Do this
Please repeat every one of the entries below word for word, leaving each line unchanged.

Source data
============

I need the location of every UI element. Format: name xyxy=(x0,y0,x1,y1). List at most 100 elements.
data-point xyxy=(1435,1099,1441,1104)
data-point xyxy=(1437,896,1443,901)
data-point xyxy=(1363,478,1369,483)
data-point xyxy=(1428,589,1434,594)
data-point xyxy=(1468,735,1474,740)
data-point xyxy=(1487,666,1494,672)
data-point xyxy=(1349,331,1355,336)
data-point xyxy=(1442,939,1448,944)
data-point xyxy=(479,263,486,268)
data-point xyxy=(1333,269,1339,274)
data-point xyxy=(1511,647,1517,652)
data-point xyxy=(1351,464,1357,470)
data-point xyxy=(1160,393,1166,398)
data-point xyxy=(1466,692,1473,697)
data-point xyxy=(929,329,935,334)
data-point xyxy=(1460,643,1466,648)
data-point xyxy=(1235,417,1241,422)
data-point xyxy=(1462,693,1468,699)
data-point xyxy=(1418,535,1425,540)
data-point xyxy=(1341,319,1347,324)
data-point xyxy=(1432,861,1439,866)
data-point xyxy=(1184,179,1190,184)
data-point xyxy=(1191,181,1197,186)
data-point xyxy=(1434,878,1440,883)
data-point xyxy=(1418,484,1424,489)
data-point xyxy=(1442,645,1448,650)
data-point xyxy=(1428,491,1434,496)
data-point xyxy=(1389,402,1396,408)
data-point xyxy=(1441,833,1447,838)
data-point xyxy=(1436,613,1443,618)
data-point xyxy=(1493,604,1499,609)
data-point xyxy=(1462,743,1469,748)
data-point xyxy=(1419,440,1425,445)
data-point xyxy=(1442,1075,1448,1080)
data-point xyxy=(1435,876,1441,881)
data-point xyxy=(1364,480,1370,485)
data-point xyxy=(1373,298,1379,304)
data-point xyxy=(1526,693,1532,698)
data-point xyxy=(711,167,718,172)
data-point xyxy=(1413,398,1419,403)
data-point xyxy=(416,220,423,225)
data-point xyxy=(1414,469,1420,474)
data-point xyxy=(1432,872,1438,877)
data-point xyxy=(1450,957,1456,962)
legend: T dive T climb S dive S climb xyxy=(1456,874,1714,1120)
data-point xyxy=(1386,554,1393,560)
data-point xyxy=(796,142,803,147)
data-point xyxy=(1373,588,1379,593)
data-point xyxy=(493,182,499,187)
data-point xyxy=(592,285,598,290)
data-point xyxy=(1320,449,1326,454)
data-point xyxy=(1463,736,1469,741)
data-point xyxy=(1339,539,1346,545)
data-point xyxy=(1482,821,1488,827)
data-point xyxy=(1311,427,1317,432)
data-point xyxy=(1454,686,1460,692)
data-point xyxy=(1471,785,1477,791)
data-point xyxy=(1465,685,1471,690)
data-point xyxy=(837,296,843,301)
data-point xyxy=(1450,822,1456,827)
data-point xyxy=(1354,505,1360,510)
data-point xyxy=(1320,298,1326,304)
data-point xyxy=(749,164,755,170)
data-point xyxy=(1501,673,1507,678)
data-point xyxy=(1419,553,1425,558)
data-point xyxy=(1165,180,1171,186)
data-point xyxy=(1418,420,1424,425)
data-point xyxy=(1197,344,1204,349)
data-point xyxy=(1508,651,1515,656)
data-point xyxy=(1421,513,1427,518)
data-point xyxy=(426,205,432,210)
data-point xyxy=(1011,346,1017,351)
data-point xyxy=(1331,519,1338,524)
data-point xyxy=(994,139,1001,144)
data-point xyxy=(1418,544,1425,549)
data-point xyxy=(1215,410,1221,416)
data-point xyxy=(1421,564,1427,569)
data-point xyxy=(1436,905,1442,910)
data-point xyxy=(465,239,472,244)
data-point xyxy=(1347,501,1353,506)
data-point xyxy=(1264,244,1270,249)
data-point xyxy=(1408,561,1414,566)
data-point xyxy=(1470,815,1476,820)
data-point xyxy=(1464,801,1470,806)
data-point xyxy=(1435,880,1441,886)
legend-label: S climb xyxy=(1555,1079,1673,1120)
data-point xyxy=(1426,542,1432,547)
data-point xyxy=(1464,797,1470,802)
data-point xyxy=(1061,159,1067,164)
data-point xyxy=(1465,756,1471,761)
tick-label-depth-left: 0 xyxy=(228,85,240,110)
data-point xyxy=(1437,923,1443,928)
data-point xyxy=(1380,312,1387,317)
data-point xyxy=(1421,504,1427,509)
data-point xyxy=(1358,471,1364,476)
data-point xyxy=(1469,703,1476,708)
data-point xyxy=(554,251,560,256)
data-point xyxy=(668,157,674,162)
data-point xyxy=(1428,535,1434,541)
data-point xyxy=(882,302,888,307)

============

Full solution
I need the location of every UI element. Format: name xyxy=(x0,y0,x1,y1). List at most 100 elements.
data-point xyxy=(1435,1099,1441,1104)
data-point xyxy=(1437,896,1443,901)
data-point xyxy=(1363,478,1369,483)
data-point xyxy=(1428,589,1434,594)
data-point xyxy=(1468,735,1474,740)
data-point xyxy=(1487,666,1494,672)
data-point xyxy=(1349,331,1355,336)
data-point xyxy=(1442,939,1448,944)
data-point xyxy=(479,263,486,268)
data-point xyxy=(1333,269,1339,274)
data-point xyxy=(1511,647,1517,652)
data-point xyxy=(1351,464,1357,470)
data-point xyxy=(1160,393,1166,398)
data-point xyxy=(1466,692,1473,697)
data-point xyxy=(929,329,935,334)
data-point xyxy=(1460,643,1466,648)
data-point xyxy=(1235,417,1241,422)
data-point xyxy=(1462,693,1468,699)
data-point xyxy=(1418,535,1425,540)
data-point xyxy=(1341,319,1347,324)
data-point xyxy=(1432,861,1439,866)
data-point xyxy=(1184,179,1190,184)
data-point xyxy=(1191,181,1197,186)
data-point xyxy=(1434,878,1440,883)
data-point xyxy=(1418,484,1424,489)
data-point xyxy=(1442,645,1448,650)
data-point xyxy=(1428,491,1434,496)
data-point xyxy=(1389,402,1396,408)
data-point xyxy=(1441,833,1447,838)
data-point xyxy=(1436,613,1443,618)
data-point xyxy=(1493,604,1499,609)
data-point xyxy=(1462,743,1469,748)
data-point xyxy=(1419,440,1425,445)
data-point xyxy=(1442,1075,1448,1080)
data-point xyxy=(1435,876,1441,881)
data-point xyxy=(1364,480,1370,485)
data-point xyxy=(1373,298,1379,304)
data-point xyxy=(1526,693,1532,698)
data-point xyxy=(711,167,718,172)
data-point xyxy=(1413,398,1419,403)
data-point xyxy=(416,220,423,225)
data-point xyxy=(1414,469,1420,474)
data-point xyxy=(1432,872,1438,877)
data-point xyxy=(1450,957,1456,962)
legend: T dive T climb S dive S climb xyxy=(1456,874,1714,1120)
data-point xyxy=(1386,554,1393,560)
data-point xyxy=(796,142,803,147)
data-point xyxy=(1373,588,1379,593)
data-point xyxy=(493,182,499,187)
data-point xyxy=(592,285,598,290)
data-point xyxy=(1320,449,1326,454)
data-point xyxy=(1463,736,1469,741)
data-point xyxy=(1339,539,1346,545)
data-point xyxy=(1482,821,1488,827)
data-point xyxy=(1311,427,1317,432)
data-point xyxy=(1454,686,1460,692)
data-point xyxy=(1471,785,1477,791)
data-point xyxy=(1465,685,1471,690)
data-point xyxy=(837,296,843,301)
data-point xyxy=(1450,822,1456,827)
data-point xyxy=(1354,505,1360,510)
data-point xyxy=(1320,298,1326,304)
data-point xyxy=(749,164,755,170)
data-point xyxy=(1501,673,1507,678)
data-point xyxy=(1419,553,1425,558)
data-point xyxy=(1165,180,1171,186)
data-point xyxy=(1418,420,1424,425)
data-point xyxy=(1197,344,1204,349)
data-point xyxy=(1508,651,1515,656)
data-point xyxy=(1421,513,1427,518)
data-point xyxy=(426,205,432,210)
data-point xyxy=(1011,346,1017,351)
data-point xyxy=(1331,519,1338,524)
data-point xyxy=(994,139,1001,144)
data-point xyxy=(1418,544,1425,549)
data-point xyxy=(1215,410,1221,416)
data-point xyxy=(1421,564,1427,569)
data-point xyxy=(1436,905,1442,910)
data-point xyxy=(465,239,472,244)
data-point xyxy=(1347,501,1353,506)
data-point xyxy=(1264,244,1270,249)
data-point xyxy=(1408,561,1414,566)
data-point xyxy=(1470,815,1476,820)
data-point xyxy=(1464,801,1470,806)
data-point xyxy=(1435,880,1441,886)
legend-label: S climb xyxy=(1555,1079,1673,1120)
data-point xyxy=(1426,542,1432,547)
data-point xyxy=(1464,797,1470,802)
data-point xyxy=(1061,159,1067,164)
data-point xyxy=(1465,756,1471,761)
tick-label-depth-left: 0 xyxy=(228,85,240,110)
data-point xyxy=(1437,923,1443,928)
data-point xyxy=(1380,312,1387,317)
data-point xyxy=(1421,504,1427,509)
data-point xyxy=(1358,471,1364,476)
data-point xyxy=(1469,703,1476,708)
data-point xyxy=(554,251,560,256)
data-point xyxy=(668,157,674,162)
data-point xyxy=(1428,535,1434,541)
data-point xyxy=(882,302,888,307)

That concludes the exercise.